>> START

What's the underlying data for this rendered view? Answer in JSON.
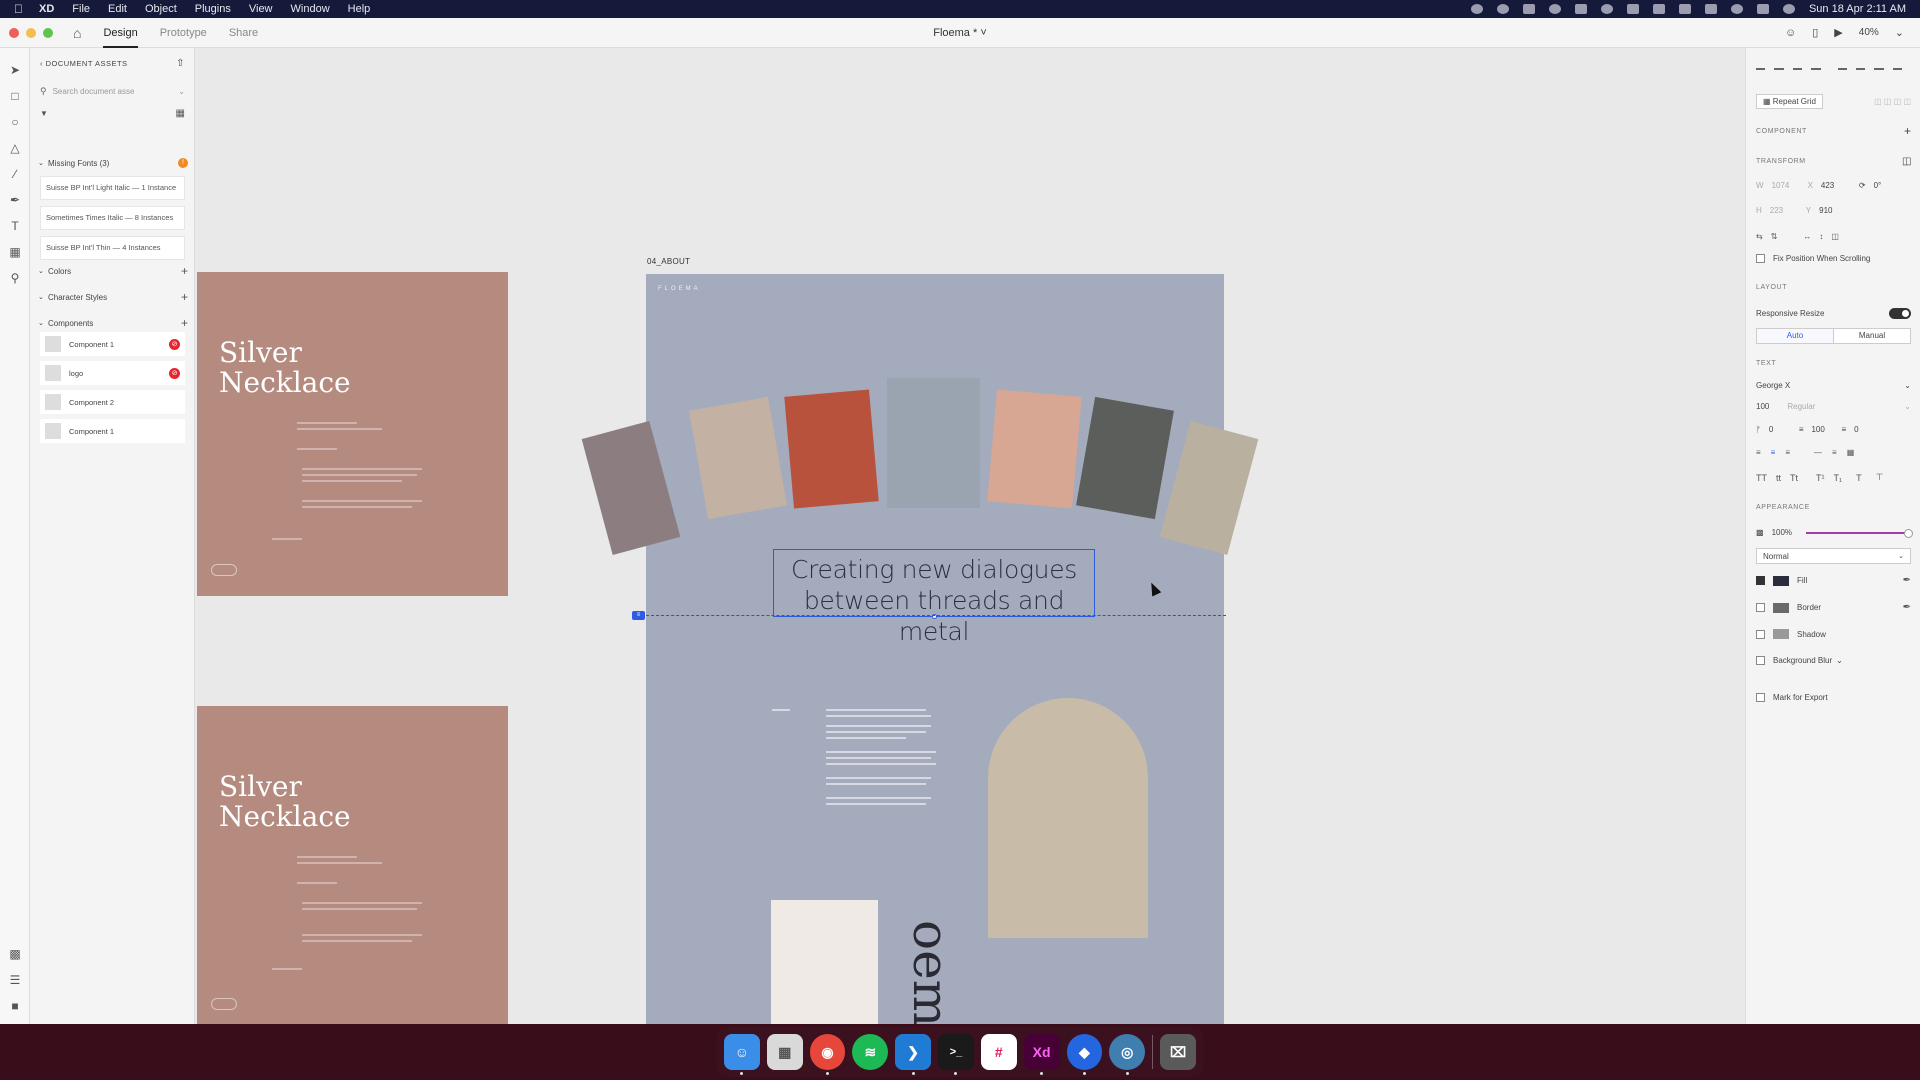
{
  "menubar": {
    "app_name": "XD",
    "items": [
      "File",
      "Edit",
      "Object",
      "Plugins",
      "View",
      "Window",
      "Help"
    ],
    "clock": "Sun 18 Apr  2:11 AM"
  },
  "titlebar": {
    "tabs": [
      {
        "label": "Design",
        "active": true
      },
      {
        "label": "Prototype",
        "active": false
      },
      {
        "label": "Share",
        "active": false
      }
    ],
    "doc_title": "Floema * ˅",
    "zoom": "40%"
  },
  "assets": {
    "header": "DOCUMENT ASSETS",
    "search_placeholder": "Search document asse",
    "missing_fonts": {
      "label": "Missing Fonts (3)",
      "badge": "!",
      "items": [
        "Suisse BP Int'l Light Italic — 1 Instance",
        "Sometimes Times Italic — 8 Instances",
        "Suisse BP Int'l Thin — 4 Instances"
      ]
    },
    "colors_label": "Colors",
    "character_styles_label": "Character Styles",
    "components_label": "Components",
    "components": [
      {
        "name": "Component 1",
        "broken": true
      },
      {
        "name": "logo",
        "broken": true
      },
      {
        "name": "Component 2",
        "broken": false
      },
      {
        "name": "Component 1",
        "broken": false
      }
    ]
  },
  "canvas": {
    "side_board_title": "Silver\nNecklace",
    "about_label": "04_ABOUT",
    "about_logo": "FLOEMA",
    "heading_line1": "Creating new dialogues",
    "heading_line2": "between threads and metal",
    "vertical_word": "oema",
    "about_bg": "#a4abbc",
    "side_bg": "#b58b80",
    "selection_color": "#2d5be3"
  },
  "inspector": {
    "repeat_grid": "Repeat Grid",
    "component_label": "COMPONENT",
    "transform_label": "TRANSFORM",
    "w_label": "W",
    "w_value": "1074",
    "h_label": "H",
    "h_value": "223",
    "x_label": "X",
    "x_value": "423",
    "y_label": "Y",
    "y_value": "910",
    "rotation": "0°",
    "fix_position": "Fix Position When Scrolling",
    "layout_label": "LAYOUT",
    "responsive_resize": "Responsive Resize",
    "seg_auto": "Auto",
    "seg_manual": "Manual",
    "text_label": "TEXT",
    "font_family": "George X",
    "font_size": "100",
    "font_weight": "Regular",
    "char_spacing": "0",
    "line_spacing": "100",
    "para_spacing": "0",
    "appearance_label": "APPEARANCE",
    "opacity": "100%",
    "blend_mode": "Normal",
    "fill_label": "Fill",
    "border_label": "Border",
    "shadow_label": "Shadow",
    "bg_blur_label": "Background Blur",
    "mark_export": "Mark for Export",
    "fill_color": "#2a2d3e"
  },
  "dock": {
    "apps": [
      {
        "name": "finder",
        "color": "#3b8ee8",
        "glyph": "☺"
      },
      {
        "name": "launchpad",
        "color": "#d9d9d9",
        "glyph": "▦"
      },
      {
        "name": "chrome",
        "color": "#e7473b",
        "glyph": "◉"
      },
      {
        "name": "spotify",
        "color": "#1db954",
        "glyph": "≋"
      },
      {
        "name": "vscode",
        "color": "#1f7bd3",
        "glyph": "❯"
      },
      {
        "name": "terminal",
        "color": "#1a1a1a",
        "glyph": ">_"
      },
      {
        "name": "slack",
        "color": "#ffffff",
        "glyph": "#"
      },
      {
        "name": "xd",
        "color": "#470137",
        "glyph": "Xd"
      },
      {
        "name": "vpn",
        "color": "#2466e0",
        "glyph": "◆"
      },
      {
        "name": "qbrowser",
        "color": "#3e7fb0",
        "glyph": "◎"
      },
      {
        "name": "trash",
        "color": "#5a5a5a",
        "glyph": "⌧"
      }
    ]
  }
}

>> END

Brief: Gather every line from the listing above in which "Suisse" appears, and copy those lines.

Solution to the exercise:
        "Suisse BP Int'l Light Italic — 1 Instance",
        "Suisse BP Int'l Thin — 4 Instances"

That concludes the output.